[Collected data]
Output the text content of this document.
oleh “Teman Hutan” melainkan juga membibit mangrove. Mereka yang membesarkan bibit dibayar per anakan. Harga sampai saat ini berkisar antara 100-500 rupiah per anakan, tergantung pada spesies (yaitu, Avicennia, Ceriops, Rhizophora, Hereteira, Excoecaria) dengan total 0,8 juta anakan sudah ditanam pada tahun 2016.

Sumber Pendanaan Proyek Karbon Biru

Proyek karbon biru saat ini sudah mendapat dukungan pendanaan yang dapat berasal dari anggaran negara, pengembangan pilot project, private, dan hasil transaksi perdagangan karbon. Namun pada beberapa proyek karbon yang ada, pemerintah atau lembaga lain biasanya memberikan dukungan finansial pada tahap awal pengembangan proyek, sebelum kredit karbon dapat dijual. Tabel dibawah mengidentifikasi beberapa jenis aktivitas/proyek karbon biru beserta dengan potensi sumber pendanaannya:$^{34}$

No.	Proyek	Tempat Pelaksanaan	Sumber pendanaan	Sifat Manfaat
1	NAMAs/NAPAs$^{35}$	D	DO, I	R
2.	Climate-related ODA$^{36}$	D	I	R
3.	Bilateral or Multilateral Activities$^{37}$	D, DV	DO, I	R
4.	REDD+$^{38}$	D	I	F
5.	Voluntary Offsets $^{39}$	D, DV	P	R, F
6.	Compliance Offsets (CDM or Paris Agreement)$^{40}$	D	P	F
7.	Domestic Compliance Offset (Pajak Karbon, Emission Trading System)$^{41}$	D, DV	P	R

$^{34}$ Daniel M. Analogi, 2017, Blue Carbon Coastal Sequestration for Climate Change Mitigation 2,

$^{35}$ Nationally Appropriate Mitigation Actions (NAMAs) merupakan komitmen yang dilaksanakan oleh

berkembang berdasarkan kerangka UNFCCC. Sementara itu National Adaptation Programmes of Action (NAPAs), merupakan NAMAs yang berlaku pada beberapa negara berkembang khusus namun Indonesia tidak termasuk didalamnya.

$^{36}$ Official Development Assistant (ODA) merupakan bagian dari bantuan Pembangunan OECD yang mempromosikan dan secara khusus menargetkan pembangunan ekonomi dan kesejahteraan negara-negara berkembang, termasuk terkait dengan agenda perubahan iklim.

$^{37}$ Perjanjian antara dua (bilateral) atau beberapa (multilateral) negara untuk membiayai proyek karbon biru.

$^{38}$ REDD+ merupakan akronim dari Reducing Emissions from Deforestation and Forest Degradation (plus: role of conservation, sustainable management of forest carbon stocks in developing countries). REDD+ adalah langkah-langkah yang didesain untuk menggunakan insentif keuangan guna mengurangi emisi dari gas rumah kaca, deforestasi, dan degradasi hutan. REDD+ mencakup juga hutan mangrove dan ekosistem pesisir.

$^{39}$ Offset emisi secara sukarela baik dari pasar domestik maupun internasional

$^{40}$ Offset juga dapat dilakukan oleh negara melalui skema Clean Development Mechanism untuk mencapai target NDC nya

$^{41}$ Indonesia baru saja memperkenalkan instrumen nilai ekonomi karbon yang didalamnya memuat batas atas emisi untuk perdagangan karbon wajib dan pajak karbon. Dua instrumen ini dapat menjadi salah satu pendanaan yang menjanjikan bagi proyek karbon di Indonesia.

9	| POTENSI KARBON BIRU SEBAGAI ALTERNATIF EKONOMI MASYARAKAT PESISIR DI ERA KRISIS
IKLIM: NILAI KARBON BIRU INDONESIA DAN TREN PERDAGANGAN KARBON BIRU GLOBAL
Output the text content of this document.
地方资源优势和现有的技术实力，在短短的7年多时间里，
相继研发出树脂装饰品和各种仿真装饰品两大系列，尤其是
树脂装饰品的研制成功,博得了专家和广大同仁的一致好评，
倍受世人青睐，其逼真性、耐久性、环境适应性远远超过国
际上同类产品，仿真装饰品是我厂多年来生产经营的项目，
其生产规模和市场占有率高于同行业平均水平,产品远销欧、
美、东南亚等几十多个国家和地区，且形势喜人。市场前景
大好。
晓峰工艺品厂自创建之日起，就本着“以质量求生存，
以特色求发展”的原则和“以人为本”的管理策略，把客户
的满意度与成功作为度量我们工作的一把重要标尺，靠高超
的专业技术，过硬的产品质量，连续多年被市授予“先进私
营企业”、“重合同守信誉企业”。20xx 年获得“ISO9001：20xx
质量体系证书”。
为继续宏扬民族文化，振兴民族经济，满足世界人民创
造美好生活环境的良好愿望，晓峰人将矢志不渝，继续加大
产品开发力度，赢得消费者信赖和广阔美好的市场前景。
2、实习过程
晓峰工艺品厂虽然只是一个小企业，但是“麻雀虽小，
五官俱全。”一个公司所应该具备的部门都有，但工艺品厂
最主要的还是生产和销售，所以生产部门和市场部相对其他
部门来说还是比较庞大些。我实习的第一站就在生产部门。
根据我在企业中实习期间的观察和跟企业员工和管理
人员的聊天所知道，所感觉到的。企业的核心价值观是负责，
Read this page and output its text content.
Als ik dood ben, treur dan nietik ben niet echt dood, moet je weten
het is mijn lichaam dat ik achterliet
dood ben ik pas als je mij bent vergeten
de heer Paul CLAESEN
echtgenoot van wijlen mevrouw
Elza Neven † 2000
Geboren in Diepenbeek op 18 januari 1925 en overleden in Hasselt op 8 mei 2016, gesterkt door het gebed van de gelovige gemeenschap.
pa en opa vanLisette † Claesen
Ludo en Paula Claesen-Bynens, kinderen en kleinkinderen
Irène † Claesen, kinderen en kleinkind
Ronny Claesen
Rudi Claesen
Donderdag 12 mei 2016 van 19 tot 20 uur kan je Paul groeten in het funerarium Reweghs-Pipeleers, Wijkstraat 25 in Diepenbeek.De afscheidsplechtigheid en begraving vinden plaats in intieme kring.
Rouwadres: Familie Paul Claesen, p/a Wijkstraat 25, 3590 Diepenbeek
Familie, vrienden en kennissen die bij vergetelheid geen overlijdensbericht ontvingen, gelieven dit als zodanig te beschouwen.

__EXERCISE__
Spot every line that holds "NAPAs" and copy it.

__IN RESPONSE__
1	NAMAs/NAPAs$^{35}$	D	DO, I	R
berkembang berdasarkan kerangka UNFCCC. Sementara itu National Adaptation Programmes of Action (NAPAs), merupakan NAMAs yang berlaku pada beberapa negara berkembang khusus namun Indonesia tidak termasuk didalamnya.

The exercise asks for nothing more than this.